- **Texte source**
▶

Algérie - Hommage

Marguerite Taos Amrouche



Marguerite Taos Amrouche
Le 04 mars 1913, ce jour-là, naissait une légende berbère !
Marguerite-Taos AMROUCHE (1913-1976), première romancière kabyle de langue française, dernière aède de Kabylie
Née à Tunis le 04 mars 1913, dans une famille de confessions chrétienne originaire de la vallée de la Soummam (Ighil-Ali -Vgayte-Kabylie). Marguerite Taos Amrouche était aussi la sœur d'une autre légende kabyle, l'écrivain Jean Amrouche, célèbre auteur de L'éternel Jugurtha. Comme lui, Taos a été bercée par une double culture, l'une berbère et profondément enracinée en elle, l'autre française, imprégnée des lumières, acquise et aimée pour sublimer davantage la berbérité qui coule dans ses veines depuis les plus lointains aïeux.
La mère, Fadhma N'At Mansour (1882-1967), élevée dans une des premières écoles de filles en Kabylie est une enfant "illégitime", elle a laissé ses mémoires mémorables dans le livre autobiographie, Histoire de ma vie (1968, Maspero).
Le père, Belkacem Amrouche est originaire d'Ighik-Ali, un village de Vgayet, deuxième grande ville de Kabylie. Il est confié aux Pères blancs de Kabylie. Il refuse d'épouser une jeune fille du village qui lui était promise et épouse Fadhma Nat Mansur, puis émigre avec elle à Tunis où Belkacem trouve un emploi aux Chemins de Fer tunisiens. C'est là que naît Marguerite-Taos Amouche, à Tunis.
Taos était une femme d'exception. D'une très grande culture avec un cachet profondément berbère qui fascinait, elle était l'amie d'André Gide et de Jean Giono. Dans ses romans fortement autobiographiques, elle analyse son déracinement, l'exil, la solitude et exprime le besoin d'émancipation des femmes étouffées par les archaïsmes de la tradition. Elle écrit quatre romans : Jacinthe noire (1947), Rue des tambourins (1969), L’amant imaginaire (1975) roman autobiographique, Solitude ma mère (1995) roman posthume, et un recueil de contes et de poèmes Le Grain magique (1966)
Taos Amrouche entreprend dès 1936, la collecte des vieux chants berbères de Kabylie. Douée d'une voix exceptionnelle, c'est surtout avec son âme profondément berbère qu'elle interprète ces vieux chants de Kabylie venus du plus lointain des âges. Ces chants, elles les tennaient de sa mère, qui elle-même les tenaient de sa mère.
Taos se produit dans de nombreuses scènes. En 1967, elle obtient le Disque d’or; elle a surtout excellé dans l’opéra en langue kabyle, ce qui explique qu'elle ait été largement ostracisée par les autorités algériennes, notamment lors du festival panafricain à Alger, où elle fut interdite de chant et "retenue" dans sa chambre d'hôtel.

◀

- **Consignes**
A. Selon le texte source, en quelle année Taos Amrouche obtient-elle le Disque d'or ?
B. Relevez tous les romans de Taos Amrouche mentionnés dans le texte source, chacun avec son année.
Les données ci-après proviennent d'une autre source.

- **Données fournies**
▶

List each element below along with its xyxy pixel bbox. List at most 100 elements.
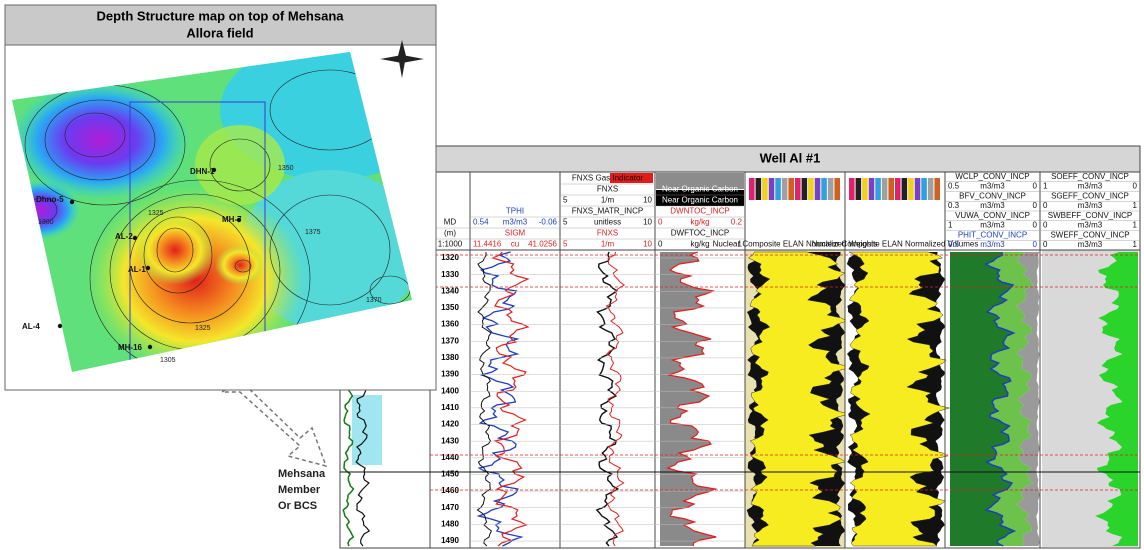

◀

- **Corrigé**
A. En 1967.

B.
- Jacinthe noire (1947)
- Rue des tambourins (1969)
- L'amant imaginaire (1975)
- Solitude ma mère (1995)